After Britain? Arthur Aughey and 'endism'.

I’ve read two extracts from a book entitled, ‘Breaking up Britain: Four nations after a union’, over the past couple of days. One, by the volume’s editor Mark Perryman, is full of sweeping assumptions and portentous, imprecise sentences which squirm like eels in a bucket whenever the reader tries to grasp one and attribute to it a definite meaning. The other, by Arthur Aughey, is its antidote. Aughey believes that history cannot be understood in linear terms, and it is dangerous to interpret it as if it were a path which leads to an inevitable destination. He delivers a sober, realistic appraisal of devolution in Northern Ireland. And he explains his ideas clearly, picking illuminating, rather than obfuscating, images by which to illustrate them.

In order to tiptoe carefully around apoplexy I will leave Perryman’s piece to be inspected in readers’ own time. It is sufficient to quote the opening two sentences,

“Once the union between England, Scotland, Wales and Northern Ireland is broken, Britain no longer exists. And after Britain, England.”

DATA –
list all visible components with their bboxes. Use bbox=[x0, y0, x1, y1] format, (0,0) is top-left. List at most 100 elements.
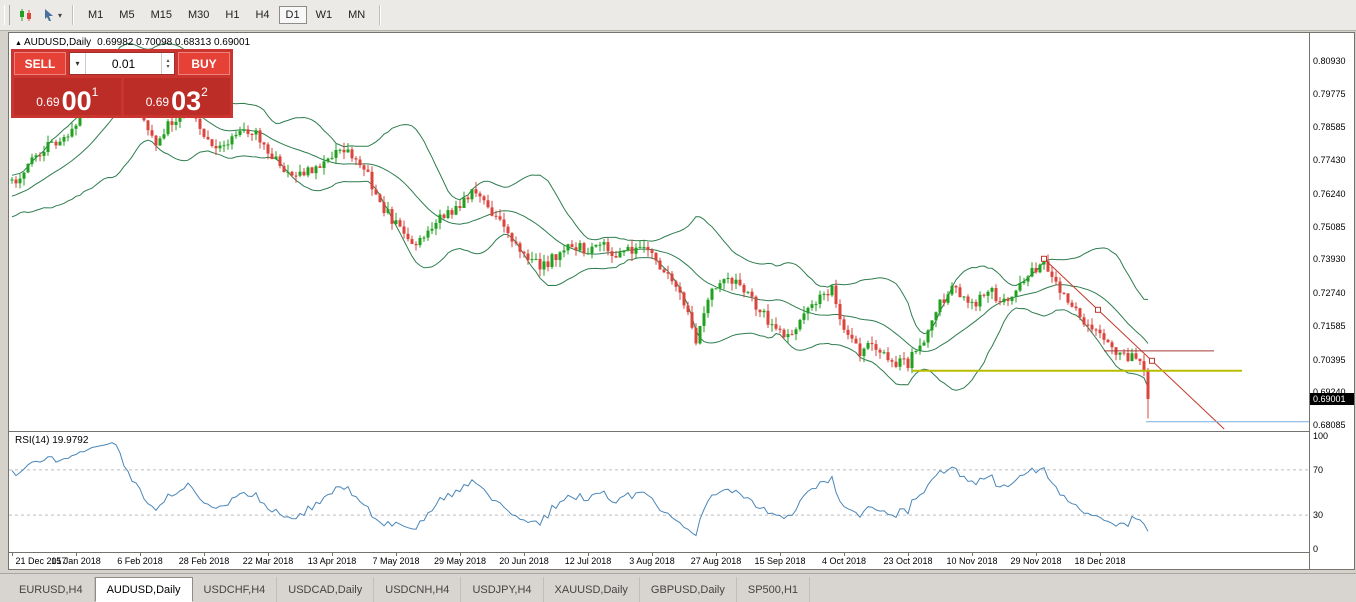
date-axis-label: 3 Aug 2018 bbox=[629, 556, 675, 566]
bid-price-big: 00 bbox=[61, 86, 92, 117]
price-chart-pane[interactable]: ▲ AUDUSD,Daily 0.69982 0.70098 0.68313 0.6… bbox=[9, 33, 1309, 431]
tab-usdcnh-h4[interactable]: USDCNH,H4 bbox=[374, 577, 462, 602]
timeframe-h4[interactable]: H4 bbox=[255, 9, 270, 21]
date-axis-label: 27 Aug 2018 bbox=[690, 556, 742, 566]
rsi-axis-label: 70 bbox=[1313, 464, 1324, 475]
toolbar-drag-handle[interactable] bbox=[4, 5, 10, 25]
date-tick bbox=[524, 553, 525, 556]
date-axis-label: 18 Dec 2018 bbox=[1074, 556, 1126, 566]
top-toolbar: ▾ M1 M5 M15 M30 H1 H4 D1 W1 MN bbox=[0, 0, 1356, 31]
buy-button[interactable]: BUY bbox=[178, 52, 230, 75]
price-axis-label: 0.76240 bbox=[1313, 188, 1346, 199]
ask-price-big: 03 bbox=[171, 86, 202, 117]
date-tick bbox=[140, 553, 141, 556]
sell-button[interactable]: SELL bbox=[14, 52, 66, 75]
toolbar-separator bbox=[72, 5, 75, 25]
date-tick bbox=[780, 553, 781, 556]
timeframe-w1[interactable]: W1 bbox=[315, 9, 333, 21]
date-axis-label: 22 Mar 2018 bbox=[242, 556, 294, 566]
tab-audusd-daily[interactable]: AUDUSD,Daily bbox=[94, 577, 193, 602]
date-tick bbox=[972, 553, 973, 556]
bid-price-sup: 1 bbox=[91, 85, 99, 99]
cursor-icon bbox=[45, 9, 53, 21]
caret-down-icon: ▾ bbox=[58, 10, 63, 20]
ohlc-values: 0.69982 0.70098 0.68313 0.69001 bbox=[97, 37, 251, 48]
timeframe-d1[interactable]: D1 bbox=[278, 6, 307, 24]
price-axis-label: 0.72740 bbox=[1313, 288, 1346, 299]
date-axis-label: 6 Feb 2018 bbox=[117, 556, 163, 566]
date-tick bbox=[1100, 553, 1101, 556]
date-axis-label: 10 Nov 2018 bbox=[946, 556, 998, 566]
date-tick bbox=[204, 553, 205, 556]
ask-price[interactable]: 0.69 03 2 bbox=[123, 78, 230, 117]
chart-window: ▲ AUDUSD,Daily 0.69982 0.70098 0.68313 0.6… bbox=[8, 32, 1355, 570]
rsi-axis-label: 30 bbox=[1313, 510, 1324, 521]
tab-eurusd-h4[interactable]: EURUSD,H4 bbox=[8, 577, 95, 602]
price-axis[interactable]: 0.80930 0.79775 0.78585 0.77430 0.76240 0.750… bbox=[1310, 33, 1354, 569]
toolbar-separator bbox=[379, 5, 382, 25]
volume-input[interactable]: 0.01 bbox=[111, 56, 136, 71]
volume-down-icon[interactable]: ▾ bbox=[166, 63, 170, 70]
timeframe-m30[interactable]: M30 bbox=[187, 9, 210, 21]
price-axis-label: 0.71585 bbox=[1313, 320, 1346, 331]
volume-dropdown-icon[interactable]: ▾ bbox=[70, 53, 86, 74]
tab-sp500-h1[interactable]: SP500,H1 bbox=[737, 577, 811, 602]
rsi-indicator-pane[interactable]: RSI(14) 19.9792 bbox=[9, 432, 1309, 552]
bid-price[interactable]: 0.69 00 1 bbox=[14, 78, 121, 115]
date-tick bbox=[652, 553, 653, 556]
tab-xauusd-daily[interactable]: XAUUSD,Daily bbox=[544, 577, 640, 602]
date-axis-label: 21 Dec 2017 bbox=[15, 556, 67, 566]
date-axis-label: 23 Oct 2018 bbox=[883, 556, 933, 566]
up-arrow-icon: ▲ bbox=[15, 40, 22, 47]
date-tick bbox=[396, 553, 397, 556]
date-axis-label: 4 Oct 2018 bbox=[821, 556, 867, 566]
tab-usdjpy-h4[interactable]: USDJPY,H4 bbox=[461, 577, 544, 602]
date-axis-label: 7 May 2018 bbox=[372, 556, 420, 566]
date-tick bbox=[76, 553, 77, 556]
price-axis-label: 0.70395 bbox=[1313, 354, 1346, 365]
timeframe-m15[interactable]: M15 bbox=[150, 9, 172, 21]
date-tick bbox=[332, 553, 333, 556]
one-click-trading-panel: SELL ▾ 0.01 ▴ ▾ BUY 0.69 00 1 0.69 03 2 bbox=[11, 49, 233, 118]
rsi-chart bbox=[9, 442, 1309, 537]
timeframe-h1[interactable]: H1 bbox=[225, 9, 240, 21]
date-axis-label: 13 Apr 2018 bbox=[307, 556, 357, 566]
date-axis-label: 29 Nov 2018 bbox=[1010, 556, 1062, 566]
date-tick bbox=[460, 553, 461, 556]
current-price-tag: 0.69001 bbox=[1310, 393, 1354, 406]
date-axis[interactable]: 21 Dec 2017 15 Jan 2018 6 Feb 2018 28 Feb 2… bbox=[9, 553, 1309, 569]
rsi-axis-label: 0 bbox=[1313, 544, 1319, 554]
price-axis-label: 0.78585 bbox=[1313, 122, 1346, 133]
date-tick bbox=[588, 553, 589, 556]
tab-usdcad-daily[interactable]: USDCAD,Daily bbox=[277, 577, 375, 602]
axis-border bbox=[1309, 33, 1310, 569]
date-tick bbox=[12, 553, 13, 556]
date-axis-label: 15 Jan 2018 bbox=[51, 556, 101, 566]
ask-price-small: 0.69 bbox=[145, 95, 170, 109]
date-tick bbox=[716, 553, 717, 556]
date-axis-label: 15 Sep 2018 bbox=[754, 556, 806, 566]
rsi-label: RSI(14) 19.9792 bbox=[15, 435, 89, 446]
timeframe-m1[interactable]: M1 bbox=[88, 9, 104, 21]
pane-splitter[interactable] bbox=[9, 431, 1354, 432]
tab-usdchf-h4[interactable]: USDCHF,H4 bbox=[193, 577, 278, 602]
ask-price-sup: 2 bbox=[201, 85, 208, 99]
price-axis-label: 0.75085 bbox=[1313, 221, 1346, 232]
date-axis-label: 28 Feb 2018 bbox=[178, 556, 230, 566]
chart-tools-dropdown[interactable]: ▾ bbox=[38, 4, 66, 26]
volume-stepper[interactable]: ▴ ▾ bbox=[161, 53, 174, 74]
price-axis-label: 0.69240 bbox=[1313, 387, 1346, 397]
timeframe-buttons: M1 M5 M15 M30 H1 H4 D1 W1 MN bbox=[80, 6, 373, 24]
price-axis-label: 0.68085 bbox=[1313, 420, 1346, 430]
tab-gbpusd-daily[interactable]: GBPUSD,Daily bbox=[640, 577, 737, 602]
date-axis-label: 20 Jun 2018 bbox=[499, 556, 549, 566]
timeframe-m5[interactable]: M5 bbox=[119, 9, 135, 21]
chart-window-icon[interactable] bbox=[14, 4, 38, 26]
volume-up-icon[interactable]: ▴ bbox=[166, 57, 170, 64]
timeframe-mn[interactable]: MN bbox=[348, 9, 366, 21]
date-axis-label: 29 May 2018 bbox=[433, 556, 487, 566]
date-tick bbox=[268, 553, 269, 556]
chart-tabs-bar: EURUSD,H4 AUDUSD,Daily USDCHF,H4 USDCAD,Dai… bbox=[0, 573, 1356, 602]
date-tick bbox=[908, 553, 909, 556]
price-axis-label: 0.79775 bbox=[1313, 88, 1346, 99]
--
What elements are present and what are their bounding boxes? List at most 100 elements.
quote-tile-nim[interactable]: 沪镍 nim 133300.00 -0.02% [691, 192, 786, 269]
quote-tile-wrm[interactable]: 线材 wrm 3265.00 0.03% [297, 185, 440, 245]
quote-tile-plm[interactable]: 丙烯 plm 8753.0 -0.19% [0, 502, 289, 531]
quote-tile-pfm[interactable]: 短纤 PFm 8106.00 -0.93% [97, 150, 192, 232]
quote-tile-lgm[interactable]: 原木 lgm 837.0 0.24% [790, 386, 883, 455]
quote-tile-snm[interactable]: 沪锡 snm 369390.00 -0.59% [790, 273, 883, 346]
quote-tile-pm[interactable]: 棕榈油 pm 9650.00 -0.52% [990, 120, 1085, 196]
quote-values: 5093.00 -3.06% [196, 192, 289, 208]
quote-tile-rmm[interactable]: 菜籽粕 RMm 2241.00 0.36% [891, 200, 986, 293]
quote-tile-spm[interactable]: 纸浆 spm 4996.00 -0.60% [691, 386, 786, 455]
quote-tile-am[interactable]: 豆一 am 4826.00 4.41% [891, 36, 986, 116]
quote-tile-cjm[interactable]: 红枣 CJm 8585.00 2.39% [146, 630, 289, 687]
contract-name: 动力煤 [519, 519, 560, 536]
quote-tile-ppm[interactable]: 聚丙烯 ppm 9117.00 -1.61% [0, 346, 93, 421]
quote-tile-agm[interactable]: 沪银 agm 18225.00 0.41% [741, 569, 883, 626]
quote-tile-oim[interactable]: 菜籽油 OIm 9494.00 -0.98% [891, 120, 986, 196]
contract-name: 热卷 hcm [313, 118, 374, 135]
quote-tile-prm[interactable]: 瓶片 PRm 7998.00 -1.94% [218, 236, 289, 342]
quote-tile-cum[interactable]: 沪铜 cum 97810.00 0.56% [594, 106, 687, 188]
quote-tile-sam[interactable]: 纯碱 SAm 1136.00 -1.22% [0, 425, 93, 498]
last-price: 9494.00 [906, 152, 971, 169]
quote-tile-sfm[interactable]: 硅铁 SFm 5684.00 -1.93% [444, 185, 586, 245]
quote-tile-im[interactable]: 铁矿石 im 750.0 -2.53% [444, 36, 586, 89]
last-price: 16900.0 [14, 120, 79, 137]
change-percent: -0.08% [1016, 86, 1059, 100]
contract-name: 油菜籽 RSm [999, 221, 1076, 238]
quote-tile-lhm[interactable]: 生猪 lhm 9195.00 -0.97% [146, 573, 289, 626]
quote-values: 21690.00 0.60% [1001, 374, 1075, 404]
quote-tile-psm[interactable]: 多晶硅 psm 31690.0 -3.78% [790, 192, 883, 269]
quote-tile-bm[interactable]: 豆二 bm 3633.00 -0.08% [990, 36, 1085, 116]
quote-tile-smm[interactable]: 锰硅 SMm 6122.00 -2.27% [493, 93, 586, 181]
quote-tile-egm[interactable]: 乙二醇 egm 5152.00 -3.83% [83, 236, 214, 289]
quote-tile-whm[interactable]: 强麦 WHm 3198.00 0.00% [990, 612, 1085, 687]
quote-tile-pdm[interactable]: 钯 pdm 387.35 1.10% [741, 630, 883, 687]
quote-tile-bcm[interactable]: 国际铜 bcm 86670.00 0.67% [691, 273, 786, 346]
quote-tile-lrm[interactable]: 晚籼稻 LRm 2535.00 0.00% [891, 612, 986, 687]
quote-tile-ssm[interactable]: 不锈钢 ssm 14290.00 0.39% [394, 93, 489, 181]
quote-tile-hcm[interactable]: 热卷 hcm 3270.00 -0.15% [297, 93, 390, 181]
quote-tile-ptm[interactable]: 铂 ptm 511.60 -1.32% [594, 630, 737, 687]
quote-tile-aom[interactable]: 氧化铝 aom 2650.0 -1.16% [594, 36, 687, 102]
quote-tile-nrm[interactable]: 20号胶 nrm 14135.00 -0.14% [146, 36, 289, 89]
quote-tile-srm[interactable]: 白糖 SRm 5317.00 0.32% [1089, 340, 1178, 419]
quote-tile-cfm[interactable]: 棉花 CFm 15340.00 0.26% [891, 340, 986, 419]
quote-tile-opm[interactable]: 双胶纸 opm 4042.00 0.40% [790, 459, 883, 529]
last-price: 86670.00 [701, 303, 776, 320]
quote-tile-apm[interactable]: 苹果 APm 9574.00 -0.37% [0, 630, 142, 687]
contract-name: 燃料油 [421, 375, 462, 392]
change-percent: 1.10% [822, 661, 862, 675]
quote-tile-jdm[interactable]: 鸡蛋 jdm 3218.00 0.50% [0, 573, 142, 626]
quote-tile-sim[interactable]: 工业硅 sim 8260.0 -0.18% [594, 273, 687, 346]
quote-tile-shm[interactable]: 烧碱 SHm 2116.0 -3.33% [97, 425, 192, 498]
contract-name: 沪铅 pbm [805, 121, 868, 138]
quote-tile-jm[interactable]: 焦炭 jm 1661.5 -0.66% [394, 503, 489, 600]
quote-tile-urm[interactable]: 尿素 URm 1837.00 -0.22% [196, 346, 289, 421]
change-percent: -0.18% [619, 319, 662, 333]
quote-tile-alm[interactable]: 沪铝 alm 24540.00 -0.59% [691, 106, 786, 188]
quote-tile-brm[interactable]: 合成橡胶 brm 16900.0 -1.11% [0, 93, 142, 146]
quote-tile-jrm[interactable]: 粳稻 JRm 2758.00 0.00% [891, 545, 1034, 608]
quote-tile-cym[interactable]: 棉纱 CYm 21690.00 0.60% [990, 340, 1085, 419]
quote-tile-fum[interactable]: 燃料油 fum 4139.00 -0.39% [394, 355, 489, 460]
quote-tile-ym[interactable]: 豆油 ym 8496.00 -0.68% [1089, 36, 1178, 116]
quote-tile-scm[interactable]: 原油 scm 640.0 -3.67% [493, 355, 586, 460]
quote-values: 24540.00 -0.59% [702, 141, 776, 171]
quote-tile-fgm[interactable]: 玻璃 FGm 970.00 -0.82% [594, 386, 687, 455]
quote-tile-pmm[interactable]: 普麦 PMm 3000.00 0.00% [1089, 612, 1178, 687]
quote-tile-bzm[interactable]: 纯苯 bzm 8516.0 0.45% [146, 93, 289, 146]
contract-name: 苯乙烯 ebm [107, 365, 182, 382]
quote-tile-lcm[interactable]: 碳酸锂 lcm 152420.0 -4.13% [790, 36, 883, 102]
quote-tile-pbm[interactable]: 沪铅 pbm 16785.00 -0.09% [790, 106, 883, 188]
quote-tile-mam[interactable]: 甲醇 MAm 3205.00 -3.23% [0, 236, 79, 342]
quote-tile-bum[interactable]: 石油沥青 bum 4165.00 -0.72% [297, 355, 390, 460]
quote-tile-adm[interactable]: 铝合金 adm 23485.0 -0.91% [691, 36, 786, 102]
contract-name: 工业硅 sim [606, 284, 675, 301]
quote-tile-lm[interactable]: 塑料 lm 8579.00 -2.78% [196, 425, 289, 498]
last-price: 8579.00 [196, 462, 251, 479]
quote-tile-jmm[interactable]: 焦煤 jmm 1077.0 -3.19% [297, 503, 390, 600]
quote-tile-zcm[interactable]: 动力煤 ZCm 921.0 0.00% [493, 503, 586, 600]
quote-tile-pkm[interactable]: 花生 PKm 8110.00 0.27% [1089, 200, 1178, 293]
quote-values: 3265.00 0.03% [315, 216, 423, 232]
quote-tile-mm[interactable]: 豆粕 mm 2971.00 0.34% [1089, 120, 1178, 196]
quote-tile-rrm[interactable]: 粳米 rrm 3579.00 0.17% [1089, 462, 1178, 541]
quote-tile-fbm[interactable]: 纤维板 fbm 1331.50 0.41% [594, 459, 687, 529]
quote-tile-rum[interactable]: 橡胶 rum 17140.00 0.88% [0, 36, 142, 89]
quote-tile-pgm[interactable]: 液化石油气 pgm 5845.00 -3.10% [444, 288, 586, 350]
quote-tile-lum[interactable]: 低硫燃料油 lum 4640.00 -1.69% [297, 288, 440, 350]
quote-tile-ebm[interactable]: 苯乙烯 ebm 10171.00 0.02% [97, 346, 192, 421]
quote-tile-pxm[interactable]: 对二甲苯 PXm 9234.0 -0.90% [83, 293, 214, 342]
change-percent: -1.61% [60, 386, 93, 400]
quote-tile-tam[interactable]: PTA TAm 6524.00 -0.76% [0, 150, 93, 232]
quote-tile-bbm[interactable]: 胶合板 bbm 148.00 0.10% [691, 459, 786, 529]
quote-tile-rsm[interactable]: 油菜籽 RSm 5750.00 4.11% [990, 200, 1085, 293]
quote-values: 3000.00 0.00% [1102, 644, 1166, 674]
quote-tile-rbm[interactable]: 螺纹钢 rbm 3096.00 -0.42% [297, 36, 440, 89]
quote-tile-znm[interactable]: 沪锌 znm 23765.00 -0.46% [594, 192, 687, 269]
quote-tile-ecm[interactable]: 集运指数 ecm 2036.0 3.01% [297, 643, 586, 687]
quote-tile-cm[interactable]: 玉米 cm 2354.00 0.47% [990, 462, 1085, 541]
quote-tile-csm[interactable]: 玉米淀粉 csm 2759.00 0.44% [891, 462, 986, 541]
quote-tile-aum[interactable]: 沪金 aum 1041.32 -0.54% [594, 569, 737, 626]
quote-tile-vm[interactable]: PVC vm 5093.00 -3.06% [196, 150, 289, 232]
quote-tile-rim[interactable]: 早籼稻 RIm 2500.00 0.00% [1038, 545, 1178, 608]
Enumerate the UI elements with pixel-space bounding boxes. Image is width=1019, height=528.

EXERCISE DESCRIPTION –
Using the piece on Arthur Aughey and 'endism', answer these questions:
(a) What is the title of the book from which the two extracts were read?
(b) Who is named as the volume's editor?
(c) According to the quoted opening sentences, what no longer exists once the union is broken?
The records bear no relation to the piece on Arthur Aughey and 'endism'.

RESULT FOR THIS EXERCISE –
(a) 'Breaking up Britain: Four nations after a union'
(b) Mark Perryman
(c) Britain